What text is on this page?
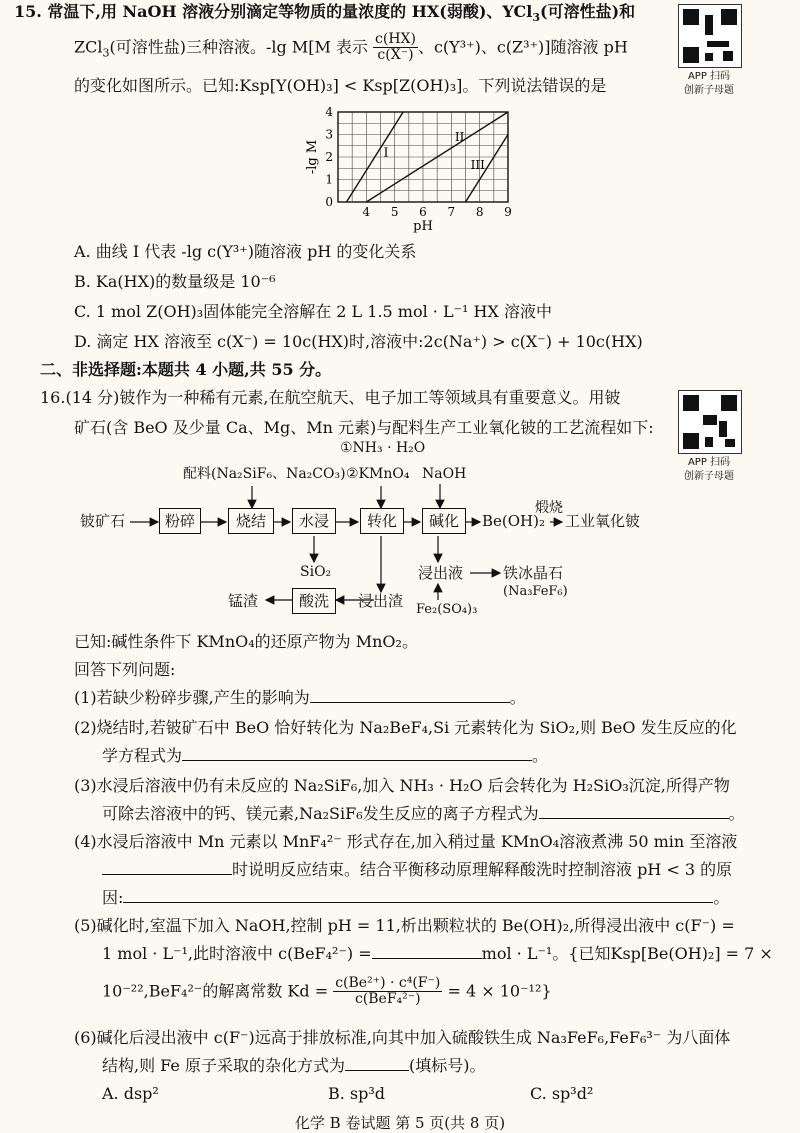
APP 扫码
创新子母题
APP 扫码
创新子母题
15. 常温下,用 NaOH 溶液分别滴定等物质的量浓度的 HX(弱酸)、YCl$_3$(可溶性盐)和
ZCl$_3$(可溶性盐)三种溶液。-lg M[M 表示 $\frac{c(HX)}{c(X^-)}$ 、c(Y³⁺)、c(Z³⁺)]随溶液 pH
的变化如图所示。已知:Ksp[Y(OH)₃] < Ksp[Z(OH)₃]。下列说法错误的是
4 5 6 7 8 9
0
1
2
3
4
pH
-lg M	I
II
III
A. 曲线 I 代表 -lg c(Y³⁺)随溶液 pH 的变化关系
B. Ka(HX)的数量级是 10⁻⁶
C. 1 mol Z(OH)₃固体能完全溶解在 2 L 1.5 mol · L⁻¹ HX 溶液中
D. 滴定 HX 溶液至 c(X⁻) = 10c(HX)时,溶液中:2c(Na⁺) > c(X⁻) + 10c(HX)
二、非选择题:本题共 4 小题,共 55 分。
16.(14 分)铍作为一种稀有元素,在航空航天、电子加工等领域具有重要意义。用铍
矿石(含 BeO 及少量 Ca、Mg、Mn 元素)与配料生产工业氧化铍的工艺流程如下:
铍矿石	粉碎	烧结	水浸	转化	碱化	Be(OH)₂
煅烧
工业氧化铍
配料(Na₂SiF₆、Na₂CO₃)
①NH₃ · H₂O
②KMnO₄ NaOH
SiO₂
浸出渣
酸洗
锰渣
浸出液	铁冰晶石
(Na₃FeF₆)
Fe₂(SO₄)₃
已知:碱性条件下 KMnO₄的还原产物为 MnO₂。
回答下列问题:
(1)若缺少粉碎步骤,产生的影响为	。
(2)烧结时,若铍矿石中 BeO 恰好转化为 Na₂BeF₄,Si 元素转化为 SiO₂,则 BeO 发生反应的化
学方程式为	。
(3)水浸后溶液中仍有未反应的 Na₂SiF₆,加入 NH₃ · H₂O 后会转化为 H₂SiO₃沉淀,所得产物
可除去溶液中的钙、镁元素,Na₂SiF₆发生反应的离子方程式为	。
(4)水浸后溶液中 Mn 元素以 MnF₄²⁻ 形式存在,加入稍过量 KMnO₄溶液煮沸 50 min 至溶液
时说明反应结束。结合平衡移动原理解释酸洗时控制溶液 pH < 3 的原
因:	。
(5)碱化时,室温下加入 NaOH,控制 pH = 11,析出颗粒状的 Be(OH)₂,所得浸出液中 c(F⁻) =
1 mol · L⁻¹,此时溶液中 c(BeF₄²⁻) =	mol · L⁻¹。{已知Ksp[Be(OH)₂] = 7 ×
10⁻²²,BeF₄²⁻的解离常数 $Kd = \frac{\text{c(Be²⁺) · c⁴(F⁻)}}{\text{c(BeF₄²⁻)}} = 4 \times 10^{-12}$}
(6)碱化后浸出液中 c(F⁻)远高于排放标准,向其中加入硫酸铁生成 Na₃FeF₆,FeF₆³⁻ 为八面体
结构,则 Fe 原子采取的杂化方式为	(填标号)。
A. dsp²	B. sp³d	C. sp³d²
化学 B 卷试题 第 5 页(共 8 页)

§ **Task to carry out**: Reproduce every record above exactly, but leave out the pictures.

§ **Solved problem**:
What text is on this page?
APP 扫码
创新子母题
APP 扫码
创新子母题
15. 常温下,用 NaOH 溶液分别滴定等物质的量浓度的 HX(弱酸)、YCl$_3$(可溶性盐)和
ZCl$_3$(可溶性盐)三种溶液。-lg M[M 表示 $\frac{c(HX)}{c(X^-)}$ 、c(Y³⁺)、c(Z³⁺)]随溶液 pH
的变化如图所示。已知:Ksp[Y(OH)₃] < Ksp[Z(OH)₃]。下列说法错误的是
4 5 6 7 8 9
0
1
2
3
4
pH
-lg M	I
II
III
A. 曲线 I 代表 -lg c(Y³⁺)随溶液 pH 的变化关系
B. Ka(HX)的数量级是 10⁻⁶
C. 1 mol Z(OH)₃固体能完全溶解在 2 L 1.5 mol · L⁻¹ HX 溶液中
D. 滴定 HX 溶液至 c(X⁻) = 10c(HX)时,溶液中:2c(Na⁺) > c(X⁻) + 10c(HX)
二、非选择题:本题共 4 小题,共 55 分。
16.(14 分)铍作为一种稀有元素,在航空航天、电子加工等领域具有重要意义。用铍
矿石(含 BeO 及少量 Ca、Mg、Mn 元素)与配料生产工业氧化铍的工艺流程如下:
铍矿石	粉碎	烧结	水浸	转化	碱化	Be(OH)₂
煅烧
工业氧化铍
配料(Na₂SiF₆、Na₂CO₃)
①NH₃ · H₂O
②KMnO₄ NaOH
SiO₂
浸出渣
酸洗
锰渣
浸出液	铁冰晶石
(Na₃FeF₆)
Fe₂(SO₄)₃
已知:碱性条件下 KMnO₄的还原产物为 MnO₂。
回答下列问题:
(1)若缺少粉碎步骤,产生的影响为	。
(2)烧结时,若铍矿石中 BeO 恰好转化为 Na₂BeF₄,Si 元素转化为 SiO₂,则 BeO 发生反应的化
学方程式为	。
(3)水浸后溶液中仍有未反应的 Na₂SiF₆,加入 NH₃ · H₂O 后会转化为 H₂SiO₃沉淀,所得产物
可除去溶液中的钙、镁元素,Na₂SiF₆发生反应的离子方程式为	。
(4)水浸后溶液中 Mn 元素以 MnF₄²⁻ 形式存在,加入稍过量 KMnO₄溶液煮沸 50 min 至溶液
时说明反应结束。结合平衡移动原理解释酸洗时控制溶液 pH < 3 的原
因:	。
(5)碱化时,室温下加入 NaOH,控制 pH = 11,析出颗粒状的 Be(OH)₂,所得浸出液中 c(F⁻) =
1 mol · L⁻¹,此时溶液中 c(BeF₄²⁻) =	mol · L⁻¹。{已知Ksp[Be(OH)₂] = 7 ×
10⁻²²,BeF₄²⁻的解离常数 $Kd = \frac{\text{c(Be²⁺) · c⁴(F⁻)}}{\text{c(BeF₄²⁻)}} = 4 \times 10^{-12}$}
(6)碱化后浸出液中 c(F⁻)远高于排放标准,向其中加入硫酸铁生成 Na₃FeF₆,FeF₆³⁻ 为八面体
结构,则 Fe 原子采取的杂化方式为	(填标号)。
A. dsp²	B. sp³d	C. sp³d²
化学 B 卷试题 第 5 页(共 8 页)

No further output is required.